Transcribe all of the material exactly, except for its pictures.

*DATASET EXCERPTS*.
○ ○ ○ ○ ○

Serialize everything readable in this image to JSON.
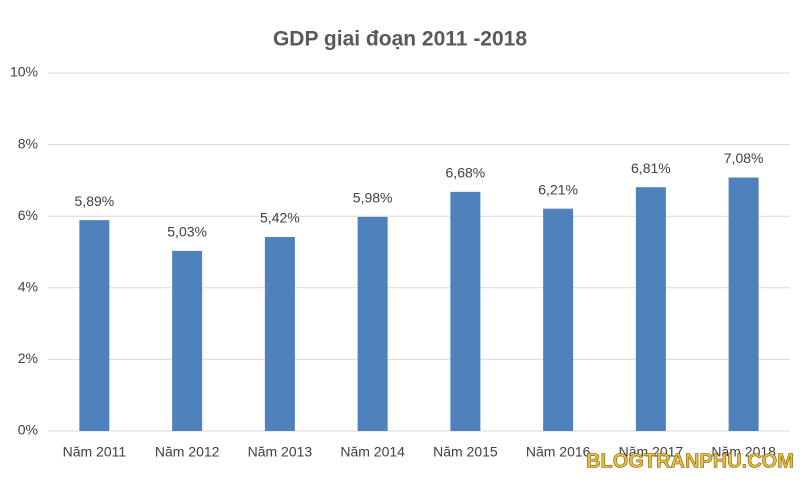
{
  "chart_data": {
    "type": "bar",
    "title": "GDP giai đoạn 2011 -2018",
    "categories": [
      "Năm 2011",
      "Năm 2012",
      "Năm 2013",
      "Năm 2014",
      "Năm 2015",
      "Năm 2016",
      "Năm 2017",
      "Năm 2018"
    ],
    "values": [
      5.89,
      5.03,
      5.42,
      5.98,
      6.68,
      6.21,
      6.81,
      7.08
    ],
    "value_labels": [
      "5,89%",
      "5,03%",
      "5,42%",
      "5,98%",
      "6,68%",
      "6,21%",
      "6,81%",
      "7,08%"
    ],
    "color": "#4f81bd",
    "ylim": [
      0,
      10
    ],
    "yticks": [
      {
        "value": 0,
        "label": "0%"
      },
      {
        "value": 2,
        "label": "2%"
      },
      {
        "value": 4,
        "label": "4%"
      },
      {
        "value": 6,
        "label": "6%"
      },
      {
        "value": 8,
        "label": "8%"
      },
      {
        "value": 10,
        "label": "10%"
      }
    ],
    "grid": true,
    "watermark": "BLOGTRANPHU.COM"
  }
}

○ ○ ○ ○ ○

*RESPONSE BELOW*.
Serialize everything readable in this image to JSON.
{
  "chart_data": {
    "type": "bar",
    "title": "GDP giai đoạn 2011 -2018",
    "categories": [
      "Năm 2011",
      "Năm 2012",
      "Năm 2013",
      "Năm 2014",
      "Năm 2015",
      "Năm 2016",
      "Năm 2017",
      "Năm 2018"
    ],
    "values": [
      5.89,
      5.03,
      5.42,
      5.98,
      6.68,
      6.21,
      6.81,
      7.08
    ],
    "value_labels": [
      "5,89%",
      "5,03%",
      "5,42%",
      "5,98%",
      "6,68%",
      "6,21%",
      "6,81%",
      "7,08%"
    ],
    "color": "#4f81bd",
    "ylim": [
      0,
      10
    ],
    "yticks": [
      {
        "value": 0,
        "label": "0%"
      },
      {
        "value": 2,
        "label": "2%"
      },
      {
        "value": 4,
        "label": "4%"
      },
      {
        "value": 6,
        "label": "6%"
      },
      {
        "value": 8,
        "label": "8%"
      },
      {
        "value": 10,
        "label": "10%"
      }
    ],
    "grid": true,
    "watermark": "BLOGTRANPHU.COM"
  }
}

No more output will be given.